◆ TASK GOAL
Extract every line that includes the string "中华人民共和国行政处罚法".

Records:
--- START ---

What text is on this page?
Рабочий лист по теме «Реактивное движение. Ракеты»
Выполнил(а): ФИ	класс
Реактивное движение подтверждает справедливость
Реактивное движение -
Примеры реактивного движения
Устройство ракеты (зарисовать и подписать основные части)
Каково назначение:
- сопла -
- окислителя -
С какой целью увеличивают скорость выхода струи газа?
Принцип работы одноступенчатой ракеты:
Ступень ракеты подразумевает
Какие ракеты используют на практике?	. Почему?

--- END ---
--- START ---

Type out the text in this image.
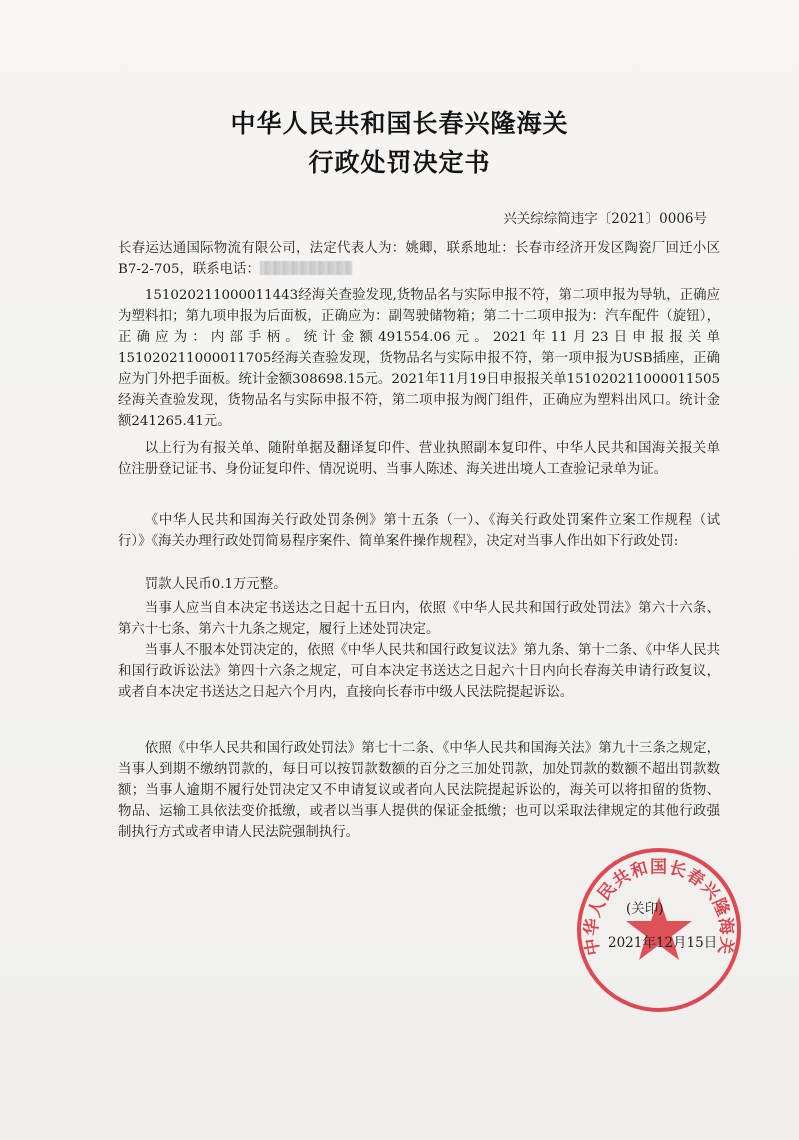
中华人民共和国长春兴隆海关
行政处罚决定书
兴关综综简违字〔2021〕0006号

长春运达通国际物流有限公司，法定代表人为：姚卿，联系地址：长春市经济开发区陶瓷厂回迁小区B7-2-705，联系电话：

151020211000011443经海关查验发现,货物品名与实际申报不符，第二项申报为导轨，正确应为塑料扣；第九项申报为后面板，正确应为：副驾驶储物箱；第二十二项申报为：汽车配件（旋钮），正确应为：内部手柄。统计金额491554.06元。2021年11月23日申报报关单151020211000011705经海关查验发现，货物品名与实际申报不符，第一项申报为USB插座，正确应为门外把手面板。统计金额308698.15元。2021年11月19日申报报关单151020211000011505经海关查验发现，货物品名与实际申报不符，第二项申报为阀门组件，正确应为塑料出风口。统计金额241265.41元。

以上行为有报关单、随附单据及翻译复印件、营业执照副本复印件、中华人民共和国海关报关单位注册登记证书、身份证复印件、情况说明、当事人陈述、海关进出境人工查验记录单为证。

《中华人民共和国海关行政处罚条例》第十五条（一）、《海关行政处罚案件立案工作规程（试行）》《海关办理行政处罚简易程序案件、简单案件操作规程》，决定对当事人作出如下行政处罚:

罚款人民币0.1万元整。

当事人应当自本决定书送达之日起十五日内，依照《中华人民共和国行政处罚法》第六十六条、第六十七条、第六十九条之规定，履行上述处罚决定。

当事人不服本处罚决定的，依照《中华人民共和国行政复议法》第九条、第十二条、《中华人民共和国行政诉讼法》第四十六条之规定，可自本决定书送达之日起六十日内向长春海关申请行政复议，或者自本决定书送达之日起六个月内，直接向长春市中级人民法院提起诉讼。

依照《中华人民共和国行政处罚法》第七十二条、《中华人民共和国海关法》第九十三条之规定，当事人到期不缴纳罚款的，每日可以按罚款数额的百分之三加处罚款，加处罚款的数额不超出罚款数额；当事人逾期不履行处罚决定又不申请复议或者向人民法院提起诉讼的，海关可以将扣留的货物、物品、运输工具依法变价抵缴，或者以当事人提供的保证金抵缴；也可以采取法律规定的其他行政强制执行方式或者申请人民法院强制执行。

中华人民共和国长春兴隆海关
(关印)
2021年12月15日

--- END ---

◆ REPLY TO THE TASK
当事人应当自本决定书送达之日起十五日内，依照《中华人民共和国行政处罚法》第六十六条、第六十七条、第六十九条之规定，履行上述处罚决定。
依照《中华人民共和国行政处罚法》第七十二条、《中华人民共和国海关法》第九十三条之规定，当事人到期不缴纳罚款的，每日可以按罚款数额的百分之三加处罚款，加处罚款的数额不超出罚款数额；当事人逾期不履行处罚决定又不申请复议或者向人民法院提起诉讼的，海关可以将扣留的货物、物品、运输工具依法变价抵缴，或者以当事人提供的保证金抵缴；也可以采取法律规定的其他行政强制执行方式或者申请人民法院强制执行。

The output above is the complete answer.